**What the exercise asks:** Each record below is to be reproduced without any change.

Stored records

------------------------------------------------

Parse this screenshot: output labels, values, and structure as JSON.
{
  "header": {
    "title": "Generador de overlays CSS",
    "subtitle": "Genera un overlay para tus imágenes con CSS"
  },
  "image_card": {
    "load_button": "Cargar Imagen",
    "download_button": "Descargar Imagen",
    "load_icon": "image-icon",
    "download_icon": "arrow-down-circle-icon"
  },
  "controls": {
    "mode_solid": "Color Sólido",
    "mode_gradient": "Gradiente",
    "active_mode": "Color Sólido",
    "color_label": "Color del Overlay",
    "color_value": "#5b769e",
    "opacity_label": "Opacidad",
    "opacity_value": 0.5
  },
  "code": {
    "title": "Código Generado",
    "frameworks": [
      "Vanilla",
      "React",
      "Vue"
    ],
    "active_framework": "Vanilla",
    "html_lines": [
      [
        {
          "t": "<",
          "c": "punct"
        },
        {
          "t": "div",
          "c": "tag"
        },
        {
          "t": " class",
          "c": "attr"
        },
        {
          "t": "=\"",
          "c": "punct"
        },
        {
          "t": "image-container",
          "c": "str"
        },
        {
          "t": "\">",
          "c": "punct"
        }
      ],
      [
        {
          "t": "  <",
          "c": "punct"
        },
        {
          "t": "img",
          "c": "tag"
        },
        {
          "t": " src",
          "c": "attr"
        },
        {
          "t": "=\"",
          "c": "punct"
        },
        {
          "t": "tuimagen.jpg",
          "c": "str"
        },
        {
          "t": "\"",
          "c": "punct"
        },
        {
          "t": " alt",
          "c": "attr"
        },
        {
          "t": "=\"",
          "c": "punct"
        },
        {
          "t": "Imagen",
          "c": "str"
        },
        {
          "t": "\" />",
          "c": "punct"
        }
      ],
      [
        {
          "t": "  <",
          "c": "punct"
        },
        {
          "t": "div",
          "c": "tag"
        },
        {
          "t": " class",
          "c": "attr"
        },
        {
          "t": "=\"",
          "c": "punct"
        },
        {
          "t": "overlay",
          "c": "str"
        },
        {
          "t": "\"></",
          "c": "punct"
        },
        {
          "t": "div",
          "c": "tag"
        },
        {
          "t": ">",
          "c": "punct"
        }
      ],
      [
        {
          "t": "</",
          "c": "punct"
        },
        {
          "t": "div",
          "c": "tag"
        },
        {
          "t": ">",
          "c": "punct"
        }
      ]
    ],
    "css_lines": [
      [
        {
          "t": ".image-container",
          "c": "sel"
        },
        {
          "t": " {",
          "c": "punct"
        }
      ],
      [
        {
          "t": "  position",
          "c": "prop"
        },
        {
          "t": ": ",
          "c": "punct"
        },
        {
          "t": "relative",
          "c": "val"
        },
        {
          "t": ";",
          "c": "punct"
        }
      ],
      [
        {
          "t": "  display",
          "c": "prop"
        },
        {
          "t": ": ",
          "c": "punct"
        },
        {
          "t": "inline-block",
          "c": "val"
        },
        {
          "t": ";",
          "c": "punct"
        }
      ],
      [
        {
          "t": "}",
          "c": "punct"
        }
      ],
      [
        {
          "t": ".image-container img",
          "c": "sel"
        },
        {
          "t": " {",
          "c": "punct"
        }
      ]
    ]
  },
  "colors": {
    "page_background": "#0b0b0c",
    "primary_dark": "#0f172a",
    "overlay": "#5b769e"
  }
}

------------------------------------------------

**Output of the task:**
Parse this screenshot: output labels, values, and structure as JSON.
{
  "header": {
    "title": "Generador de overlays CSS",
    "subtitle": "Genera un overlay para tus imágenes con CSS"
  },
  "image_card": {
    "load_button": "Cargar Imagen",
    "download_button": "Descargar Imagen",
    "load_icon": "image-icon",
    "download_icon": "arrow-down-circle-icon"
  },
  "controls": {
    "mode_solid": "Color Sólido",
    "mode_gradient": "Gradiente",
    "active_mode": "Color Sólido",
    "color_label": "Color del Overlay",
    "color_value": "#5b769e",
    "opacity_label": "Opacidad",
    "opacity_value": 0.5
  },
  "code": {
    "title": "Código Generado",
    "frameworks": [
      "Vanilla",
      "React",
      "Vue"
    ],
    "active_framework": "Vanilla",
    "html_lines": [
      [
        {
          "t": "<",
          "c": "punct"
        },
        {
          "t": "div",
          "c": "tag"
        },
        {
          "t": " class",
          "c": "attr"
        },
        {
          "t": "=\"",
          "c": "punct"
        },
        {
          "t": "image-container",
          "c": "str"
        },
        {
          "t": "\">",
          "c": "punct"
        }
      ],
      [
        {
          "t": "  <",
          "c": "punct"
        },
        {
          "t": "img",
          "c": "tag"
        },
        {
          "t": " src",
          "c": "attr"
        },
        {
          "t": "=\"",
          "c": "punct"
        },
        {
          "t": "tuimagen.jpg",
          "c": "str"
        },
        {
          "t": "\"",
          "c": "punct"
        },
        {
          "t": " alt",
          "c": "attr"
        },
        {
          "t": "=\"",
          "c": "punct"
        },
        {
          "t": "Imagen",
          "c": "str"
        },
        {
          "t": "\" />",
          "c": "punct"
        }
      ],
      [
        {
          "t": "  <",
          "c": "punct"
        },
        {
          "t": "div",
          "c": "tag"
        },
        {
          "t": " class",
          "c": "attr"
        },
        {
          "t": "=\"",
          "c": "punct"
        },
        {
          "t": "overlay",
          "c": "str"
        },
        {
          "t": "\"></",
          "c": "punct"
        },
        {
          "t": "div",
          "c": "tag"
        },
        {
          "t": ">",
          "c": "punct"
        }
      ],
      [
        {
          "t": "</",
          "c": "punct"
        },
        {
          "t": "div",
          "c": "tag"
        },
        {
          "t": ">",
          "c": "punct"
        }
      ]
    ],
    "css_lines": [
      [
        {
          "t": ".image-container",
          "c": "sel"
        },
        {
          "t": " {",
          "c": "punct"
        }
      ],
      [
        {
          "t": "  position",
          "c": "prop"
        },
        {
          "t": ": ",
          "c": "punct"
        },
        {
          "t": "relative",
          "c": "val"
        },
        {
          "t": ";",
          "c": "punct"
        }
      ],
      [
        {
          "t": "  display",
          "c": "prop"
        },
        {
          "t": ": ",
          "c": "punct"
        },
        {
          "t": "inline-block",
          "c": "val"
        },
        {
          "t": ";",
          "c": "punct"
        }
      ],
      [
        {
          "t": "}",
          "c": "punct"
        }
      ],
      [
        {
          "t": ".image-container img",
          "c": "sel"
        },
        {
          "t": " {",
          "c": "punct"
        }
      ]
    ]
  },
  "colors": {
    "page_background": "#0b0b0c",
    "primary_dark": "#0f172a",
    "overlay": "#5b769e"
  }
}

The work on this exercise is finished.